Write out every record below exactly as given. Leave the pictures out.

(Dataset entries for page text)
################

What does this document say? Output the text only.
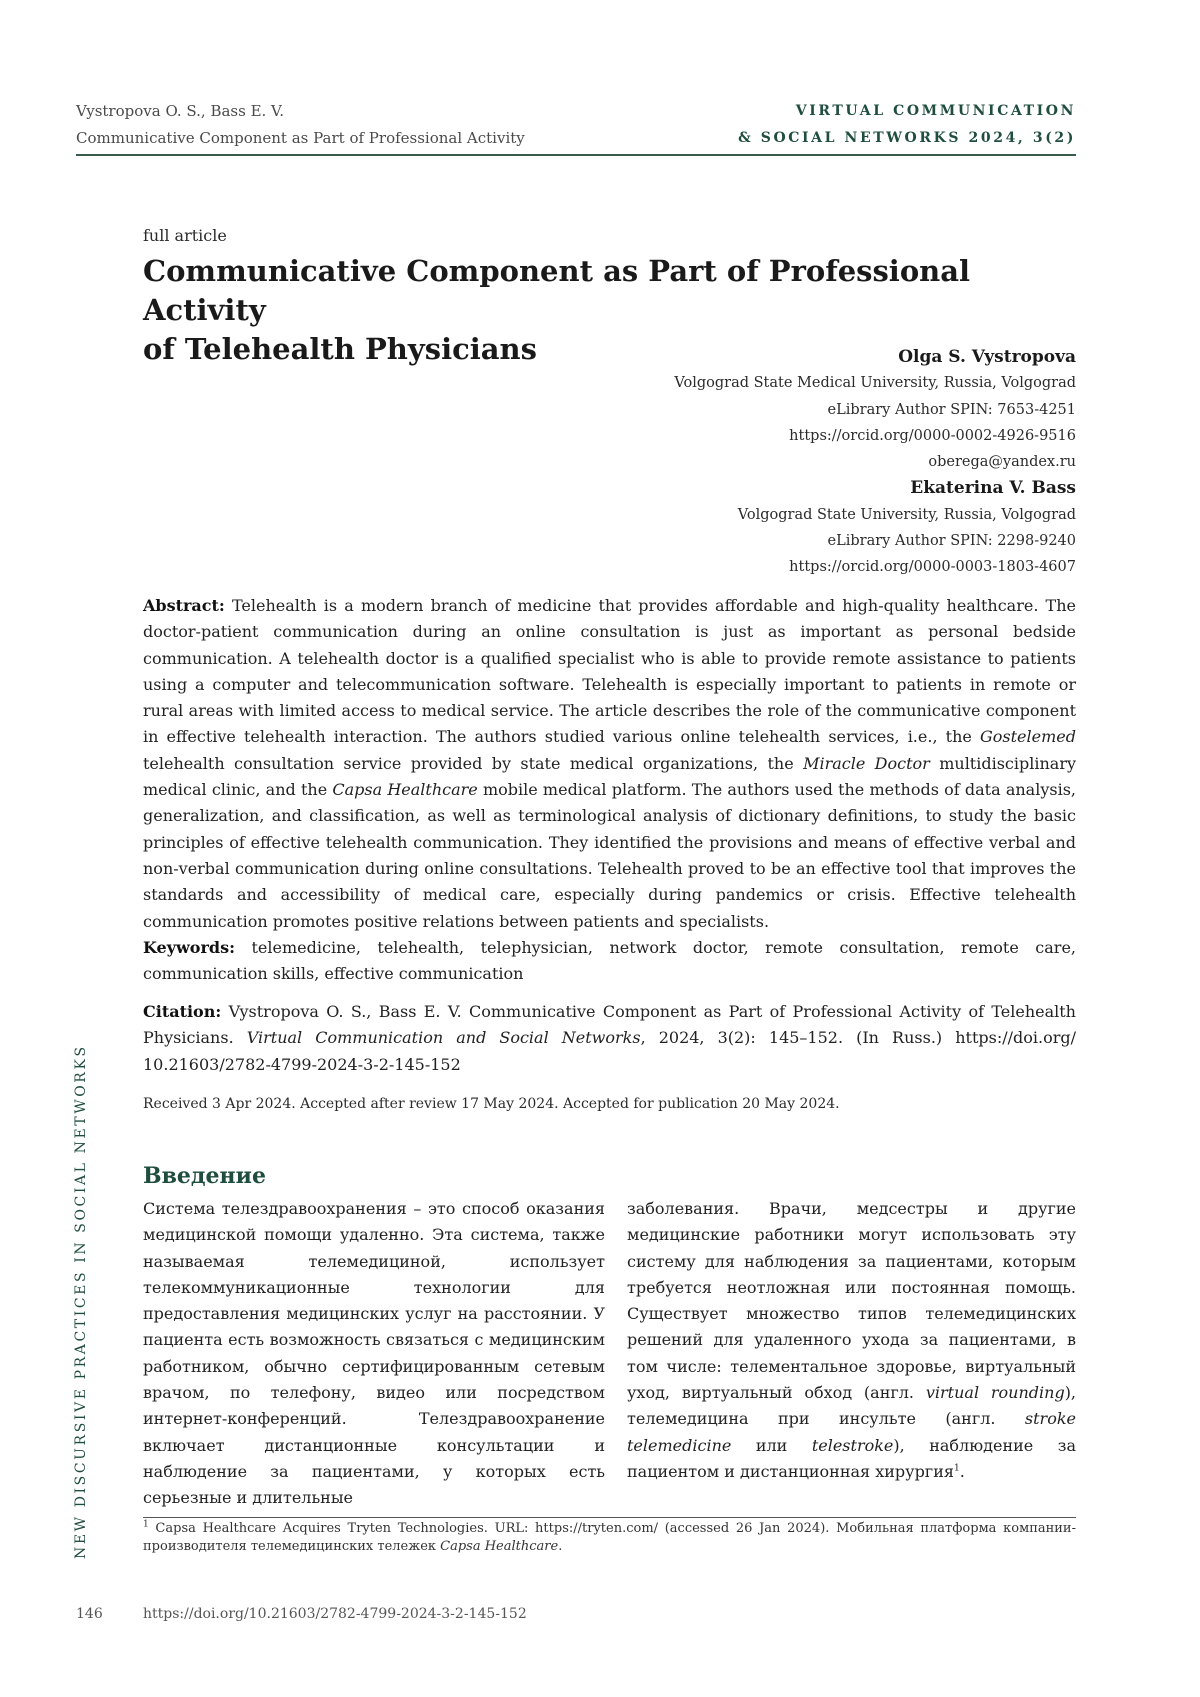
Vystropova O. S., Bass E. V.
Communicative Component as Part of Professional Activity
VIRTUAL COMMUNICATION
& SOCIAL NETWORKS 2024, 3(2)
NEW DISCURSIVE PRACTICES IN SOCIAL NETWORKS
full article
Communicative Component as Part of Professional Activity
of Telehealth Physicians	Olga S. Vystropova
Volgograd State Medical University, Russia, Volgograd
eLibrary Author SPIN: 7653-4251
https://orcid.org/0000-0002-4926-9516
oberega@yandex.ru
Ekaterina V. Bass
Volgograd State University, Russia, Volgograd
eLibrary Author SPIN: 2298-9240
https://orcid.org/0000-0003-1803-4607
Abstract: Telehealth is a modern branch of medicine that provides affordable and high-quality healthcare. The doctor-patient communication during an online consultation is just as important as personal bedside communication. A telehealth doctor is a qualified specialist who is able to provide remote assistance to patients using a computer and telecommunication software. Telehealth is especially important to patients in remote or rural areas with limited access to medical service. The article describes the role of the communicative component in effective telehealth interaction. The authors studied various online telehealth services, i.e., the Gostelemed telehealth consultation service provided by state medical organizations, the Miracle Doctor multidisciplinary medical clinic, and the Capsa Healthcare mobile medical platform. The authors used the methods of data analysis, generalization, and classification, as well as terminological analysis of dictionary definitions, to study the basic principles of effective telehealth communication. They identified the provisions and means of effective verbal and non-verbal communication during online consultations. Telehealth proved to be an effective tool that improves the standards and accessibility of medical care, especially during pandemics or crisis. Effective telehealth communication promotes positive relations between patients and specialists.
Keywords: telemedicine, telehealth, telephysician, network doctor, remote consultation, remote care, communication skills, effective communication
Citation: Vystropova O. S., Bass E. V. Communicative Component as Part of Professional Activity of Telehealth Physicians. Virtual Communication and Social Networks, 2024, 3(2): 145–152. (In Russ.) https://doi.org/ 10.21603/2782-4799-2024-3-2-145-152
Received 3 Apr 2024. Accepted after review 17 May 2024. Accepted for publication 20 May 2024.
Введение
Система телездравоохранения – это способ оказания медицинской помощи удаленно. Эта система, также называемая телемедициной, использует телекоммуникационные технологии для предоставления медицинских услуг на расстоянии. У пациента есть возможность связаться с медицинским работником, обычно сертифицированным сетевым врачом, по телефону, видео или посредством интернет-конференций. Телездравоохранение включает дистанционные консультации и наблюдение за пациентами, у которых есть серьезные и длительные
заболевания. Врачи, медсестры и другие медицинские работники могут использовать эту систему для наблюдения за пациентами, которым требуется неотложная или постоянная помощь. Существует множество типов телемедицинских решений для удаленного ухода за пациентами, в том числе: телементальное здоровье, виртуальный уход, виртуальный обход (англ. virtual rounding), телемедицина при инсульте (англ. stroke telemedicine или telestroke), наблюдение за пациентом и дистанционная хирургия$^1$.
$^1$ Capsa Healthcare Acquires Tryten Technologies. URL: https://tryten.com/ (accessed 26 Jan 2024). Мобильная платформа компании-производителя телемедицинских тележек Capsa Healthcare.
146	https://doi.org/10.21603/2782-4799-2024-3-2-145-152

################

## [REPLY TO THE EXERCISE]
What does this document say? Output the text only.
Vystropova O. S., Bass E. V.
Communicative Component as Part of Professional Activity
VIRTUAL COMMUNICATION
& SOCIAL NETWORKS 2024, 3(2)
NEW DISCURSIVE PRACTICES IN SOCIAL NETWORKS
full article
Communicative Component as Part of Professional Activity
of Telehealth Physicians	Olga S. Vystropova
Volgograd State Medical University, Russia, Volgograd
eLibrary Author SPIN: 7653-4251
https://orcid.org/0000-0002-4926-9516
oberega@yandex.ru
Ekaterina V. Bass
Volgograd State University, Russia, Volgograd
eLibrary Author SPIN: 2298-9240
https://orcid.org/0000-0003-1803-4607
Abstract: Telehealth is a modern branch of medicine that provides affordable and high-quality healthcare. The doctor-patient communication during an online consultation is just as important as personal bedside communication. A telehealth doctor is a qualified specialist who is able to provide remote assistance to patients using a computer and telecommunication software. Telehealth is especially important to patients in remote or rural areas with limited access to medical service. The article describes the role of the communicative component in effective telehealth interaction. The authors studied various online telehealth services, i.e., the Gostelemed telehealth consultation service provided by state medical organizations, the Miracle Doctor multidisciplinary medical clinic, and the Capsa Healthcare mobile medical platform. The authors used the methods of data analysis, generalization, and classification, as well as terminological analysis of dictionary definitions, to study the basic principles of effective telehealth communication. They identified the provisions and means of effective verbal and non-verbal communication during online consultations. Telehealth proved to be an effective tool that improves the standards and accessibility of medical care, especially during pandemics or crisis. Effective telehealth communication promotes positive relations between patients and specialists.
Keywords: telemedicine, telehealth, telephysician, network doctor, remote consultation, remote care, communication skills, effective communication
Citation: Vystropova O. S., Bass E. V. Communicative Component as Part of Professional Activity of Telehealth Physicians. Virtual Communication and Social Networks, 2024, 3(2): 145–152. (In Russ.) https://doi.org/ 10.21603/2782-4799-2024-3-2-145-152
Received 3 Apr 2024. Accepted after review 17 May 2024. Accepted for publication 20 May 2024.
Введение
Система телездравоохранения – это способ оказания медицинской помощи удаленно. Эта система, также называемая телемедициной, использует телекоммуникационные технологии для предоставления медицинских услуг на расстоянии. У пациента есть возможность связаться с медицинским работником, обычно сертифицированным сетевым врачом, по телефону, видео или посредством интернет-конференций. Телездравоохранение включает дистанционные консультации и наблюдение за пациентами, у которых есть серьезные и длительные
заболевания. Врачи, медсестры и другие медицинские работники могут использовать эту систему для наблюдения за пациентами, которым требуется неотложная или постоянная помощь. Существует множество типов телемедицинских решений для удаленного ухода за пациентами, в том числе: телементальное здоровье, виртуальный уход, виртуальный обход (англ. virtual rounding), телемедицина при инсульте (англ. stroke telemedicine или telestroke), наблюдение за пациентом и дистанционная хирургия$^1$.
$^1$ Capsa Healthcare Acquires Tryten Technologies. URL: https://tryten.com/ (accessed 26 Jan 2024). Мобильная платформа компании-производителя телемедицинских тележек Capsa Healthcare.
146	https://doi.org/10.21603/2782-4799-2024-3-2-145-152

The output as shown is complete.